▸ Stated task
Extract exactly and only the lines of the data below, starting at the line with "Output the text content of this document." and stopping after the final line.

▸ Exercise input
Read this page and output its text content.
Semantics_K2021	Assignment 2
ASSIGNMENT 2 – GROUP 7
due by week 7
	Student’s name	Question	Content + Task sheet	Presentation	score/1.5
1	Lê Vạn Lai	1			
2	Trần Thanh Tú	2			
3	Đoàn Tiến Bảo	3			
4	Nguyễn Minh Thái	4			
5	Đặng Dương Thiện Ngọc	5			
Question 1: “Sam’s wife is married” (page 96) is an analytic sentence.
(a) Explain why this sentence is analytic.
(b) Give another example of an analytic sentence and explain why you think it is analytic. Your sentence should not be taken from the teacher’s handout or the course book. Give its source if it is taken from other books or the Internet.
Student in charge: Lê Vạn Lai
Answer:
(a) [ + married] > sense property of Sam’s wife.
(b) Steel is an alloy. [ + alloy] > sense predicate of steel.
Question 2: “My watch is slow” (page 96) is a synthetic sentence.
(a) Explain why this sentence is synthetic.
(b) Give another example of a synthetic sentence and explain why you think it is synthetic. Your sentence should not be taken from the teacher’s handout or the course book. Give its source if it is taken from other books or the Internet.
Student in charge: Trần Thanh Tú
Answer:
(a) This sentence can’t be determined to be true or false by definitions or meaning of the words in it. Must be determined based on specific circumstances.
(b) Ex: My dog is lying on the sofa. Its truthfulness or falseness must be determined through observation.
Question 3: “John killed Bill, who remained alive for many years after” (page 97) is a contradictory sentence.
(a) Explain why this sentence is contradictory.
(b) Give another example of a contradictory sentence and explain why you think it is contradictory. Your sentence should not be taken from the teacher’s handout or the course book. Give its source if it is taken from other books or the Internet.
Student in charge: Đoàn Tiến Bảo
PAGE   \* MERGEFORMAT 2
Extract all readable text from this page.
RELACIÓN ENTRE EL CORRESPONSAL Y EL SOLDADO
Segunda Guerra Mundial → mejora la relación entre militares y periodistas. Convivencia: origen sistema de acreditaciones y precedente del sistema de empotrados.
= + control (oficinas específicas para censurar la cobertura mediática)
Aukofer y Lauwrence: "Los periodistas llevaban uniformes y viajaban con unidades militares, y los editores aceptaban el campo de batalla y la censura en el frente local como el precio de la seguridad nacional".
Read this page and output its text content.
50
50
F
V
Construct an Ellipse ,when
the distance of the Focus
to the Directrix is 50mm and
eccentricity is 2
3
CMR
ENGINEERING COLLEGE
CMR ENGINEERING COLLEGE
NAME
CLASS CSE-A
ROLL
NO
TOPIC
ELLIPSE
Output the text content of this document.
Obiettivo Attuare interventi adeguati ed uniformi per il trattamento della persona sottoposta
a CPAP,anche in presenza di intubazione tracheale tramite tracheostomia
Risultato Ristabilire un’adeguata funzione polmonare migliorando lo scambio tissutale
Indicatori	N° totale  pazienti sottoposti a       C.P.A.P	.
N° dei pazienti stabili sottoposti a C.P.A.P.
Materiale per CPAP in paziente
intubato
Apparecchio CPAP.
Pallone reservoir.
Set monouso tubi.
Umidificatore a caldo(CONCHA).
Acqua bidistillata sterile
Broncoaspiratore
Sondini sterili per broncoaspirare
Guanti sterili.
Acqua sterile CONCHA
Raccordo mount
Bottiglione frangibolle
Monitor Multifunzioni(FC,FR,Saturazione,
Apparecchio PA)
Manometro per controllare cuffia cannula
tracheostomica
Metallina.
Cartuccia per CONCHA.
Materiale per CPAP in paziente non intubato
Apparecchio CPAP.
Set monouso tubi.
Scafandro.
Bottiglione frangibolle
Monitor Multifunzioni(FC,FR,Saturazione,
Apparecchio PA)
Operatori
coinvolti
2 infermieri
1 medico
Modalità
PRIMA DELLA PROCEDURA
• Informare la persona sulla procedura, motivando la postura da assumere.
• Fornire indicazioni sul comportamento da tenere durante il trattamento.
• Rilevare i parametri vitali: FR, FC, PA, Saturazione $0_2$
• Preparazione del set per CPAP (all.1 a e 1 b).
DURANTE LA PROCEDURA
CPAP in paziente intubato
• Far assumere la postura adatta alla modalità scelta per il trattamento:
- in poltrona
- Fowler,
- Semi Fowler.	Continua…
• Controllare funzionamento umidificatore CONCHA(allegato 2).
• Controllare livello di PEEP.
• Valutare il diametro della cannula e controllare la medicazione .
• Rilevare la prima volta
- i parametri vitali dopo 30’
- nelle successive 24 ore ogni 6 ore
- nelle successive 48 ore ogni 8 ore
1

▸ Written answer
Output the text content of this document.
Obiettivo Attuare interventi adeguati ed uniformi per il trattamento della persona sottoposta
a CPAP,anche in presenza di intubazione tracheale tramite tracheostomia
Risultato Ristabilire un’adeguata funzione polmonare migliorando lo scambio tissutale
Indicatori	N° totale  pazienti sottoposti a       C.P.A.P	.
N° dei pazienti stabili sottoposti a C.P.A.P.
Materiale per CPAP in paziente
intubato
Apparecchio CPAP.
Pallone reservoir.
Set monouso tubi.
Umidificatore a caldo(CONCHA).
Acqua bidistillata sterile
Broncoaspiratore
Sondini sterili per broncoaspirare
Guanti sterili.
Acqua sterile CONCHA
Raccordo mount
Bottiglione frangibolle
Monitor Multifunzioni(FC,FR,Saturazione,
Apparecchio PA)
Manometro per controllare cuffia cannula
tracheostomica
Metallina.
Cartuccia per CONCHA.
Materiale per CPAP in paziente non intubato
Apparecchio CPAP.
Set monouso tubi.
Scafandro.
Bottiglione frangibolle
Monitor Multifunzioni(FC,FR,Saturazione,
Apparecchio PA)
Operatori
coinvolti
2 infermieri
1 medico
Modalità
PRIMA DELLA PROCEDURA
• Informare la persona sulla procedura, motivando la postura da assumere.
• Fornire indicazioni sul comportamento da tenere durante il trattamento.
• Rilevare i parametri vitali: FR, FC, PA, Saturazione $0_2$
• Preparazione del set per CPAP (all.1 a e 1 b).
DURANTE LA PROCEDURA
CPAP in paziente intubato
• Far assumere la postura adatta alla modalità scelta per il trattamento:
- in poltrona
- Fowler,
- Semi Fowler.	Continua…
• Controllare funzionamento umidificatore CONCHA(allegato 2).
• Controllare livello di PEEP.
• Valutare il diametro della cannula e controllare la medicazione .
• Rilevare la prima volta
- i parametri vitali dopo 30’
- nelle successive 24 ore ogni 6 ore
- nelle successive 48 ore ogni 8 ore
1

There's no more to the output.